What you have to do.
Gather up all lines that carry the word "Sire".

[Dataset entries]
####################
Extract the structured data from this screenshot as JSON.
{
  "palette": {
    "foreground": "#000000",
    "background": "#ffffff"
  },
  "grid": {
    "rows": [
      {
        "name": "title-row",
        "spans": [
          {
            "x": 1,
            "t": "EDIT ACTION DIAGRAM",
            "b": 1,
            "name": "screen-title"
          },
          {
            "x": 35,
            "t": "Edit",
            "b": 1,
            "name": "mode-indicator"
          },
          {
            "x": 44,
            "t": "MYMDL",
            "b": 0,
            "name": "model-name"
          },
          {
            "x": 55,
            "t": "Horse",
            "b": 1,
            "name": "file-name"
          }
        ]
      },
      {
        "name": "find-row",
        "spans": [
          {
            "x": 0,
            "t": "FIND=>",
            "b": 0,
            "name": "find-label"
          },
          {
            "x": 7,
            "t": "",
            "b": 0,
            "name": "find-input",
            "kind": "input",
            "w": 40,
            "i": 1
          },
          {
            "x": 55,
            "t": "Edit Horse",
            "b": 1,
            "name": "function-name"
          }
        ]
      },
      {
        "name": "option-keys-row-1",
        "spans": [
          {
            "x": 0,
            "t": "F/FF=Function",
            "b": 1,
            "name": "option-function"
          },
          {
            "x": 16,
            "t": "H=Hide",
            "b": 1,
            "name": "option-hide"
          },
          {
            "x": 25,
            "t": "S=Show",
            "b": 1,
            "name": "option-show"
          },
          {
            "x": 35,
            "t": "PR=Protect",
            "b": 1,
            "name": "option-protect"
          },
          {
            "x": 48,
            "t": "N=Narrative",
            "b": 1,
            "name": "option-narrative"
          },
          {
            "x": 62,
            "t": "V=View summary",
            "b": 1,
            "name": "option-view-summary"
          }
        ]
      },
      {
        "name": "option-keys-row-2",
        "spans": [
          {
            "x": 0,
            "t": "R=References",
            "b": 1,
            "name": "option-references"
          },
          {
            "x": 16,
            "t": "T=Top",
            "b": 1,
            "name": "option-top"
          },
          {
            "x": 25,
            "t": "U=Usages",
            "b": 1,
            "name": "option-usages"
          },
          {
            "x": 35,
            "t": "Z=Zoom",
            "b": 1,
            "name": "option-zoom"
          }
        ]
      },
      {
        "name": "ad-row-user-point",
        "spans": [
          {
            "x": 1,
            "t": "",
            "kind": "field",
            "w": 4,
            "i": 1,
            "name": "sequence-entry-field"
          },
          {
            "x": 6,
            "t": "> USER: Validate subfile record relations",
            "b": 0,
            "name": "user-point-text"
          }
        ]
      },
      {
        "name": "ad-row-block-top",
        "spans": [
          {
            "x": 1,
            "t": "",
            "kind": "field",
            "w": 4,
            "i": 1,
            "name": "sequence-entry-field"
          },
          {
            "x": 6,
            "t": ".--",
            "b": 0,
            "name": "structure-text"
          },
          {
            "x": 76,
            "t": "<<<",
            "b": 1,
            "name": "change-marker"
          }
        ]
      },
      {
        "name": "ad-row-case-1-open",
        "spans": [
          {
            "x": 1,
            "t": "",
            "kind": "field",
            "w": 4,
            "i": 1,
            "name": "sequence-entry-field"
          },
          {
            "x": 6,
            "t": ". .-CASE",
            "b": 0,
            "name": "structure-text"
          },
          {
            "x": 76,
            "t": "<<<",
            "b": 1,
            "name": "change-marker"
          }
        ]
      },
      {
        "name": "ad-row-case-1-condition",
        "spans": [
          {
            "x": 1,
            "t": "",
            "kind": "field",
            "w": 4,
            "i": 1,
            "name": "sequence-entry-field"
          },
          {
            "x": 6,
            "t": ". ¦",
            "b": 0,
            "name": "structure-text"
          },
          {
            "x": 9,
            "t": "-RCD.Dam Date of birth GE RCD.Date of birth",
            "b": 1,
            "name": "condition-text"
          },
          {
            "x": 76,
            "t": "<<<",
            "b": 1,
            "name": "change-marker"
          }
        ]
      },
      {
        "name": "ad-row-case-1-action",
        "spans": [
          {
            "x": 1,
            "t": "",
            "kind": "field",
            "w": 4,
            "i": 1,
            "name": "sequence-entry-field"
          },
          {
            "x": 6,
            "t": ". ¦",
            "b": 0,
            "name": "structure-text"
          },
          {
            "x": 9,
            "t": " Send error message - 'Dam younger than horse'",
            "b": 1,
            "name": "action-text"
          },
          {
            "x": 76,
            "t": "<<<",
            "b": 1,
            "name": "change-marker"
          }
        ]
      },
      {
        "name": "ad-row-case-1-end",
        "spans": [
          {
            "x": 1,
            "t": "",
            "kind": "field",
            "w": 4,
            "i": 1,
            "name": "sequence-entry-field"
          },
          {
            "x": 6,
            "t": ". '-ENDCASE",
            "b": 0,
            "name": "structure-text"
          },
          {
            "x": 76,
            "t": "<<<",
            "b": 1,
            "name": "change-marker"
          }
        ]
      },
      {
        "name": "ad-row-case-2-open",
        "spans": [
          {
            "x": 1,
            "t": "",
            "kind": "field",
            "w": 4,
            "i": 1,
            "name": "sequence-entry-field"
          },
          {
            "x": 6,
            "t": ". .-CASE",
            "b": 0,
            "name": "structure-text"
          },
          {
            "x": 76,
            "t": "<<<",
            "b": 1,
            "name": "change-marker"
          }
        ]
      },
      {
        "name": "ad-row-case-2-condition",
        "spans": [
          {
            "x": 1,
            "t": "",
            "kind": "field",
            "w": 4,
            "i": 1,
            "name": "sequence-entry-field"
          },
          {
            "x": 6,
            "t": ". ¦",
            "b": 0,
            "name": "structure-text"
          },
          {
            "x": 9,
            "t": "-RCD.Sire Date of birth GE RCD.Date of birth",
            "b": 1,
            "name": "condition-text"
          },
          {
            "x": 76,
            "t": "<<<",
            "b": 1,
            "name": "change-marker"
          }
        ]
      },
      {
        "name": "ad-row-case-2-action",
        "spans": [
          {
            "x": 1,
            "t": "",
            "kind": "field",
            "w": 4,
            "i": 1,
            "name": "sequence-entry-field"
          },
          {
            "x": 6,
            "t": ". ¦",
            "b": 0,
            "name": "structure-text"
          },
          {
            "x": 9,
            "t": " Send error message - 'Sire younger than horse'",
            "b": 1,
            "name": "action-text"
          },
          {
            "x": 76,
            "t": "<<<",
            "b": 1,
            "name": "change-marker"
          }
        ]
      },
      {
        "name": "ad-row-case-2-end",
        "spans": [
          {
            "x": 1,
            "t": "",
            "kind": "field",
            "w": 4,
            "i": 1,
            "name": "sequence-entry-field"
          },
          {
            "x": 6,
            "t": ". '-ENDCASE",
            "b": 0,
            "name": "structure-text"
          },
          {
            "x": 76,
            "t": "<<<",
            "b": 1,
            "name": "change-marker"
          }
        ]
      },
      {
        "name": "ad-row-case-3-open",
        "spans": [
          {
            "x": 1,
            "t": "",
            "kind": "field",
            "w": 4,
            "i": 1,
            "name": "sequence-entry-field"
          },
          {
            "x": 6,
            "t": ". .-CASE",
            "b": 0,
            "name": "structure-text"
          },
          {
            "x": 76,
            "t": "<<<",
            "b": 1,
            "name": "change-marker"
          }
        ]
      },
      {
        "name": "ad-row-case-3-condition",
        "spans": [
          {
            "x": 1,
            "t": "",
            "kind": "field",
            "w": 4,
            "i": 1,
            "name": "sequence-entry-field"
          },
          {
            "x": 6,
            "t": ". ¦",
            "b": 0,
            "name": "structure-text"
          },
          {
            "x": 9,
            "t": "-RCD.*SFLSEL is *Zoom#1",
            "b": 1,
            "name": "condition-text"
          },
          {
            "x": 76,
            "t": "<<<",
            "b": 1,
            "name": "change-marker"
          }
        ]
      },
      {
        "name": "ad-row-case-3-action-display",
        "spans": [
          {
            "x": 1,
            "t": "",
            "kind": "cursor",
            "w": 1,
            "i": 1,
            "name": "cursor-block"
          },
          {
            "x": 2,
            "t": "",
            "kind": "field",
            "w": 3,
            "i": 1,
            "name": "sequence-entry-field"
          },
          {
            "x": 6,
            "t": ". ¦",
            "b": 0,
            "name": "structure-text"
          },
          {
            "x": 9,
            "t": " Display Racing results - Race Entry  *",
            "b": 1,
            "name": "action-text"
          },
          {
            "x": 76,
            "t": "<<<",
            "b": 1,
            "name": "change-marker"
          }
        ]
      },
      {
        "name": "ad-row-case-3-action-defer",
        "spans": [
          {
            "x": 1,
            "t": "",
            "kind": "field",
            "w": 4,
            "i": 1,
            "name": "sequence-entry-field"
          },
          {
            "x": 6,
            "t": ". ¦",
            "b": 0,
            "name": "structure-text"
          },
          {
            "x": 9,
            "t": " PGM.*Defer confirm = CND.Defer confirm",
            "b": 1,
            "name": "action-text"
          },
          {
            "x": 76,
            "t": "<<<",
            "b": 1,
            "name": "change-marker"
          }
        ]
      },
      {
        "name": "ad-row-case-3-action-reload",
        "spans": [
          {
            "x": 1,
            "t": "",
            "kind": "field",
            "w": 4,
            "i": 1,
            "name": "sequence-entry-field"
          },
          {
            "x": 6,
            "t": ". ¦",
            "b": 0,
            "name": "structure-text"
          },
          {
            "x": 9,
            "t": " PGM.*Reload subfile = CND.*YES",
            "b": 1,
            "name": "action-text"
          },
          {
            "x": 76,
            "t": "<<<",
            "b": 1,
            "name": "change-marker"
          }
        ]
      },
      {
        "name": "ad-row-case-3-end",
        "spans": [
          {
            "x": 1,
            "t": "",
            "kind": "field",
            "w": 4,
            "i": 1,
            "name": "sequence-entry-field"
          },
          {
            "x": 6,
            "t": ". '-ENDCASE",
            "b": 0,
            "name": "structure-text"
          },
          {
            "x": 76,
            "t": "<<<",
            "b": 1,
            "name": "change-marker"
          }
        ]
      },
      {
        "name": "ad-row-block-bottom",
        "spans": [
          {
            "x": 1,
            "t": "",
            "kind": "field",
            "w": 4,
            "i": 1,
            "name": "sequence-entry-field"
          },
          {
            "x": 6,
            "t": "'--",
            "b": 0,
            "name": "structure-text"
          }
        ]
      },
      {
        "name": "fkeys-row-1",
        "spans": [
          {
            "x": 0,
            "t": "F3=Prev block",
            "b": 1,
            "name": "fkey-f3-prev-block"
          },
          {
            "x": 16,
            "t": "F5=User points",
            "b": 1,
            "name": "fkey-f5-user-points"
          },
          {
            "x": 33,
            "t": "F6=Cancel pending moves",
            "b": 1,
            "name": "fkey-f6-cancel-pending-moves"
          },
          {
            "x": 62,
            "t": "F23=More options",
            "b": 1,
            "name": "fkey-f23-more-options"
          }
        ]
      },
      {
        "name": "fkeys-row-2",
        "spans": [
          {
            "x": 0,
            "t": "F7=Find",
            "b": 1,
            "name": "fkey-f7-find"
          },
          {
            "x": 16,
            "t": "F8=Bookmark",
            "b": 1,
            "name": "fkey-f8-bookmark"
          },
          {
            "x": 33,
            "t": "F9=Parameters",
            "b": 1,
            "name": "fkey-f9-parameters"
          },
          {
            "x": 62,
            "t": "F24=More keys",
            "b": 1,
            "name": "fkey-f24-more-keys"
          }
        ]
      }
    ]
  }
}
####################
Exercise response.
            "t": "-RCD.Sire Date of birth GE RCD.Date of birth",
            "t": " Send error message - 'Sire younger than horse'",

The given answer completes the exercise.